* **DO THIS**
For the records below, give the count of lines holding the word "text" and nothing more.

(Saved entries)
_ _ _ _ _ _ _

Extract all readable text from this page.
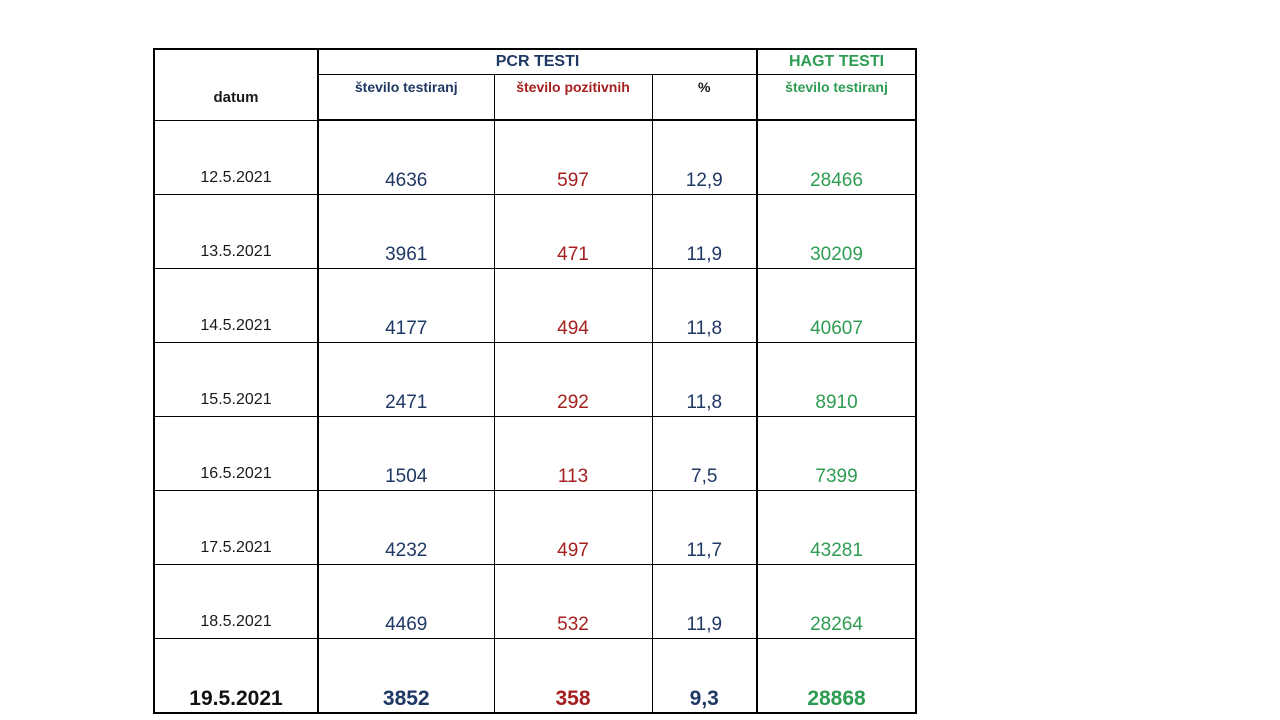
datum	PCR TESTI			HAGT TESTI
	število testiranj	število pozitivnih	%	število testiranj
12.5.2021	4636	597	12,9	28466
13.5.2021	3961	471	11,9	30209
14.5.2021	4177	494	11,8	40607
15.5.2021	2471	292	11,8	8910
16.5.2021	1504	113	7,5	7399
17.5.2021	4232	497	11,7	43281
18.5.2021	4469	532	11,9	28264
19.5.2021	3852	358	9,3	28868
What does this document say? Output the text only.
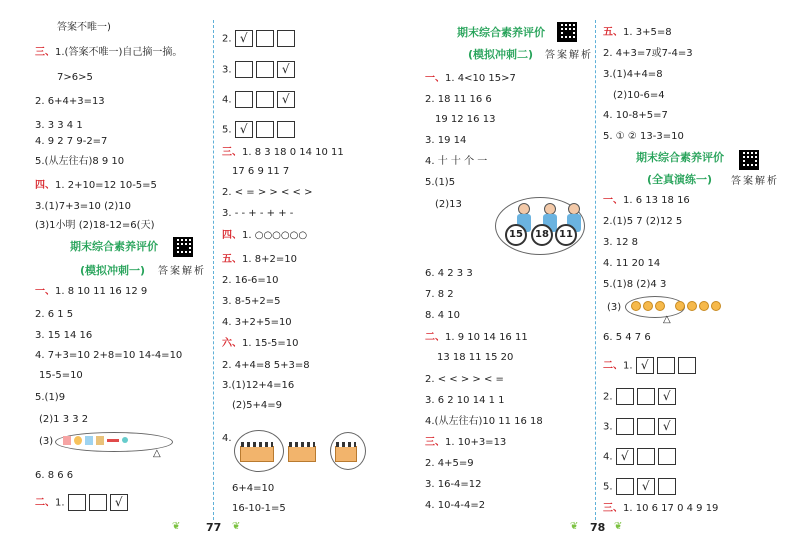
答案不唯一)
三、1.(答案不唯一)自己摘一摘。
7>6>5
2. 6+4+3=13
3. 3 3 4 1
4. 9 2 7 9-2=7
5.(从左往右)8 9 10
四、1. 2+10=12 10-5=5
3.(1)7+3=10 (2)10
(3)1小明 (2)18-12=6(天)
期末综合素养评价
(模拟冲刺一) 答案解析
一、1. 8 10 11 16 12 9
2. 6 1 5
3. 15 14 16
4. 7+3=10 2+8=10 14-4=10
15-5=10
5.(1)9
(2)1 3 3 2
(3)
△
6. 8 6 6
二、1.	√
2. √
3.	√
4.	√
5. √
三、1. 8 3 18 0 14 10 11
17 6 9 11 7
2. < = > > < < >
3. - - + - + + -
四、1. ○○○○○○
五、1. 8+2=10
2. 16-6=10
3. 8-5+2=5
4. 3+2+5=10
六、1. 15-5=10
2. 4+4=8 5+3=8
3.(1)12+4=16
(2)5+4=9
4.
6+4=10
16-10-1=5
❦ 77 ❦
期末综合素养评价
(模拟冲刺二) 答案解析
一、1. 4<10 15>7
2. 18 11 16 6
19 12 16 13
3. 19 14
4. 十 十 个 一
5.(1)5
(2)13
15	18	11
6. 4 2 3 3
7. 8 2
8. 4 10
二、1. 9 10 14 16 11
13 18 11 15 20
2. < < > > < =
3. 6 2 10 14 1 1
4.(从左往右)10 11 16 18
三、1. 10+3=13
2. 4+5=9
3. 16-4=12
4. 10-4-4=2
五、1. 3+5=8
2. 4+3=7或7-4=3
3.(1)4+4=8
(2)10-6=4
4. 10-8+5=7
5. ① ② 13-3=10
期末综合素养评价
(全真演练一) 答案解析
一、1. 6 13 18 16
2.(1)5 7 (2)12 5
3. 12 8
4. 11 20 14
5.(1)8 (2)4 3
(3)
△
6. 5 4 7 6
二、1. √
2.	√
3.	√
4. √
5. √
三、1. 10 6 17 0 4 9 19
❦ 78 ❦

_ _ _ _ _ _ _

* **RESULT OF THE TASK**
2